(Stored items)

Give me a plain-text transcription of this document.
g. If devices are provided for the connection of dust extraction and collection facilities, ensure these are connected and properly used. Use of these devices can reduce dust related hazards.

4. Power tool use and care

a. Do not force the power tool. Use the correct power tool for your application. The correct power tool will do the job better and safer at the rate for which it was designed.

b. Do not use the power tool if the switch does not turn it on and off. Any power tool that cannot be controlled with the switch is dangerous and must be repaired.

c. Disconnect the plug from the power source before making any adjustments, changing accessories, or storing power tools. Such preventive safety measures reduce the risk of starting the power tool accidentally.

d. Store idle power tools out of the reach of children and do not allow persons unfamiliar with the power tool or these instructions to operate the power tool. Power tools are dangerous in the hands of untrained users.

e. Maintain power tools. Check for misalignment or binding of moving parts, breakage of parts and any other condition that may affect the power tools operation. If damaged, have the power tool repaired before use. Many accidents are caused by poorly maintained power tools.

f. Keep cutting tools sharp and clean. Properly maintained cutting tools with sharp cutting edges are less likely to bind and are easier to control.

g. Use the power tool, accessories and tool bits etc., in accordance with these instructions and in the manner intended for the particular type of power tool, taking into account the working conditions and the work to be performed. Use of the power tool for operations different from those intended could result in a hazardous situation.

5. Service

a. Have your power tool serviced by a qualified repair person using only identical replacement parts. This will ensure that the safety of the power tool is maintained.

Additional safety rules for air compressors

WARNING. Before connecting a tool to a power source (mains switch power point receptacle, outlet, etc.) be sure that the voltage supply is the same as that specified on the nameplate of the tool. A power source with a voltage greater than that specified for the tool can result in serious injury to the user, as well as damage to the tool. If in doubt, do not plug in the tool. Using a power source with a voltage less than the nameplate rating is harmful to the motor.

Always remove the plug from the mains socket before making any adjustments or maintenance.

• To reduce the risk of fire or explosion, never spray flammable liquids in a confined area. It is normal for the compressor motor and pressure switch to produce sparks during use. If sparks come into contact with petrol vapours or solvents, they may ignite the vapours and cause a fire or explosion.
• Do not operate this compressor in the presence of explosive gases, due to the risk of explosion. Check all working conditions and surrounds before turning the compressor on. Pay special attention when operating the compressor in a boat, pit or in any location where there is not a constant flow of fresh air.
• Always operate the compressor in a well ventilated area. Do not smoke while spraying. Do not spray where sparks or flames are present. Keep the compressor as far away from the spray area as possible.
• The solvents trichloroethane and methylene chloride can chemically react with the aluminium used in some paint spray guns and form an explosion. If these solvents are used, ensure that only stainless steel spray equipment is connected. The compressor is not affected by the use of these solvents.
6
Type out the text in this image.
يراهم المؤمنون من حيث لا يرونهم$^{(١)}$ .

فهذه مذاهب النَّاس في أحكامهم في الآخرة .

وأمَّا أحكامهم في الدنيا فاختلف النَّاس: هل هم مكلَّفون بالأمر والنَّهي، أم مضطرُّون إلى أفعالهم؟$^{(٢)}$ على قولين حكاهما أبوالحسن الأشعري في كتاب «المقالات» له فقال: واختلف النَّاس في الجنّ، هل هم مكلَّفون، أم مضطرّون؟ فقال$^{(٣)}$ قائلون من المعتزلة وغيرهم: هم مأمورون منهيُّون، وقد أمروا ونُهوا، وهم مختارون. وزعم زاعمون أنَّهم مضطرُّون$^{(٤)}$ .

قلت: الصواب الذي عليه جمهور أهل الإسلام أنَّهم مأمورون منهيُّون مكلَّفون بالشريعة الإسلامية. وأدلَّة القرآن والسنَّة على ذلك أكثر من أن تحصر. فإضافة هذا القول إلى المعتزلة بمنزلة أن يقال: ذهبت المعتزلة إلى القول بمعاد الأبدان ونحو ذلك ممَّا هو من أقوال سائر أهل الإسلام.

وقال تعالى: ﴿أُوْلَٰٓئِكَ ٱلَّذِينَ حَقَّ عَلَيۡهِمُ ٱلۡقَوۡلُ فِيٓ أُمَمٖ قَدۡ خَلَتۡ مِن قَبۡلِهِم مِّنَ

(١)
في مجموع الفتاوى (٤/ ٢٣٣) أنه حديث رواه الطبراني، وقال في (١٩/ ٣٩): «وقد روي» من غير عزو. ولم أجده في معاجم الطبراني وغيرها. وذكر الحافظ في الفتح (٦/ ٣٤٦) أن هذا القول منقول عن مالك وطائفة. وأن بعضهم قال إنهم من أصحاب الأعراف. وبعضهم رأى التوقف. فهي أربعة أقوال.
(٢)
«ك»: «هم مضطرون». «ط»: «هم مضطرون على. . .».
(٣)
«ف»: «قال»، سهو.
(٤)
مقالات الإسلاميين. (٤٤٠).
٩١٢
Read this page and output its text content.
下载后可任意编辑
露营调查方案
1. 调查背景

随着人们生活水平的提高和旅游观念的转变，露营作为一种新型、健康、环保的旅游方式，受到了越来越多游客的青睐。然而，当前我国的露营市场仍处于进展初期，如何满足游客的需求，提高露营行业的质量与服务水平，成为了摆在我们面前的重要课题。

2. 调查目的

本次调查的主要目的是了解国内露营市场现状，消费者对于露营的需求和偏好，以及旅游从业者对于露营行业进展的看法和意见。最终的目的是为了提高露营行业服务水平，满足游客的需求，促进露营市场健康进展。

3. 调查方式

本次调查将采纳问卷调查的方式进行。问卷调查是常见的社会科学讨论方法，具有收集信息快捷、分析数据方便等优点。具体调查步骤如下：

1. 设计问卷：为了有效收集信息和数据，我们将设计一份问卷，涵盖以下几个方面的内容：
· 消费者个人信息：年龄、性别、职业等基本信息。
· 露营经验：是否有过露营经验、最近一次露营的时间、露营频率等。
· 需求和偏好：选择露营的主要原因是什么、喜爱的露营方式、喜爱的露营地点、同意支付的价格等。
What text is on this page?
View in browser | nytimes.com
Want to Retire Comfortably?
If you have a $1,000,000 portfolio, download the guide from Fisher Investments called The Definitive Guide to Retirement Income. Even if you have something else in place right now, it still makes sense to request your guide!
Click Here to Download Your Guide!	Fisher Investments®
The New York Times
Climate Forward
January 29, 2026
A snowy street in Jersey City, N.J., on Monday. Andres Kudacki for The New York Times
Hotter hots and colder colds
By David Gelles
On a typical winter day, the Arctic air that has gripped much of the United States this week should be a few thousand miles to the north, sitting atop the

▶ [WHAT THE EXERCISE ASKS] Pick out each line that holds the string "plug".

▶ [THE COMPLETED TASK]
c. Disconnect the plug from the power source before making any adjustments, changing accessories, or storing power tools. Such preventive safety measures reduce the risk of starting the power tool accidentally.
WARNING. Before connecting a tool to a power source (mains switch power point receptacle, outlet, etc.) be sure that the voltage supply is the same as that specified on the nameplate of the tool. A power source with a voltage greater than that specified for the tool can result in serious injury to the user, as well as damage to the tool. If in doubt, do not plug in the tool. Using a power source with a voltage less than the nameplate rating is harmful to the motor.
Always remove the plug from the mains socket before making any adjustments or maintenance.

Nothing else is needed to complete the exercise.